TASK TO COMPLETE: Only the pictures stay out; every record is to be quoted exactly.

━━━━━━━━━━━━━━━━━━━━━━━━━━━━━━

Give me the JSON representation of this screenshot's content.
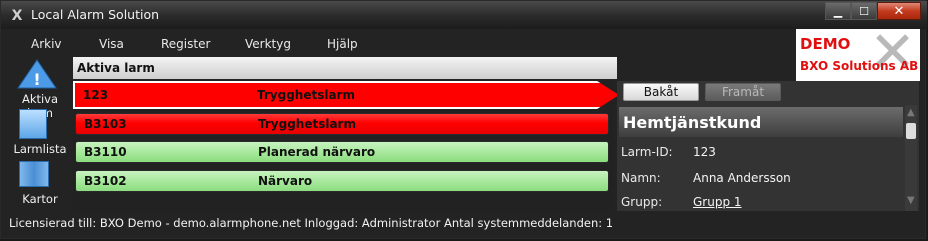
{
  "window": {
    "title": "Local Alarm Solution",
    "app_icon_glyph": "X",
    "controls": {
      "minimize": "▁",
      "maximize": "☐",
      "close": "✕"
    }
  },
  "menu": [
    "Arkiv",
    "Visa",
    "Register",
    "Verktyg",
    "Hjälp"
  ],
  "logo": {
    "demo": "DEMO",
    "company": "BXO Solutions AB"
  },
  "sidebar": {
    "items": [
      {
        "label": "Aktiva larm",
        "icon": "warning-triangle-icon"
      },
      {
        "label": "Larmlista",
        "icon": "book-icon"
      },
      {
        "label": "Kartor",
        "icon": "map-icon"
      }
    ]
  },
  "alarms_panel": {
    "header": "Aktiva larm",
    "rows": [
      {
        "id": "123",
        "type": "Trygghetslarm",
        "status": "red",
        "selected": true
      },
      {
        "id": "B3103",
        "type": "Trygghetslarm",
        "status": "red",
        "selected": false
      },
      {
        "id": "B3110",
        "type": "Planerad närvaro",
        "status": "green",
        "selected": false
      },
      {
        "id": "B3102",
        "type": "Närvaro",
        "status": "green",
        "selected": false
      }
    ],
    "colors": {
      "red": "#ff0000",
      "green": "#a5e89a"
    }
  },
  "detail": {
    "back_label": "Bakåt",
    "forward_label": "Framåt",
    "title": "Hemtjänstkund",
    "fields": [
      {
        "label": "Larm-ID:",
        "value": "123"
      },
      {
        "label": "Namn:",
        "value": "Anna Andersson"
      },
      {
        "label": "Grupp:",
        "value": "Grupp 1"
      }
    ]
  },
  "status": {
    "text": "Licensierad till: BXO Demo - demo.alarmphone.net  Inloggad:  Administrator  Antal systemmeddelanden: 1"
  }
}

━━━━━━━━━━━━━━━━━━━━━━━━━━━━━━

TASK ANSWER:
Give me the JSON representation of this screenshot's content.
{
  "window": {
    "title": "Local Alarm Solution",
    "app_icon_glyph": "X",
    "controls": {
      "minimize": "▁",
      "maximize": "☐",
      "close": "✕"
    }
  },
  "menu": [
    "Arkiv",
    "Visa",
    "Register",
    "Verktyg",
    "Hjälp"
  ],
  "logo": {
    "demo": "DEMO",
    "company": "BXO Solutions AB"
  },
  "sidebar": {
    "items": [
      {
        "label": "Aktiva larm",
        "icon": "warning-triangle-icon"
      },
      {
        "label": "Larmlista",
        "icon": "book-icon"
      },
      {
        "label": "Kartor",
        "icon": "map-icon"
      }
    ]
  },
  "alarms_panel": {
    "header": "Aktiva larm",
    "rows": [
      {
        "id": "123",
        "type": "Trygghetslarm",
        "status": "red",
        "selected": true
      },
      {
        "id": "B3103",
        "type": "Trygghetslarm",
        "status": "red",
        "selected": false
      },
      {
        "id": "B3110",
        "type": "Planerad närvaro",
        "status": "green",
        "selected": false
      },
      {
        "id": "B3102",
        "type": "Närvaro",
        "status": "green",
        "selected": false
      }
    ],
    "colors": {
      "red": "#ff0000",
      "green": "#a5e89a"
    }
  },
  "detail": {
    "back_label": "Bakåt",
    "forward_label": "Framåt",
    "title": "Hemtjänstkund",
    "fields": [
      {
        "label": "Larm-ID:",
        "value": "123"
      },
      {
        "label": "Namn:",
        "value": "Anna Andersson"
      },
      {
        "label": "Grupp:",
        "value": "Grupp 1"
      }
    ]
  },
  "status": {
    "text": "Licensierad till: BXO Demo - demo.alarmphone.net  Inloggad:  Administrator  Antal systemmeddelanden: 1"
  }
}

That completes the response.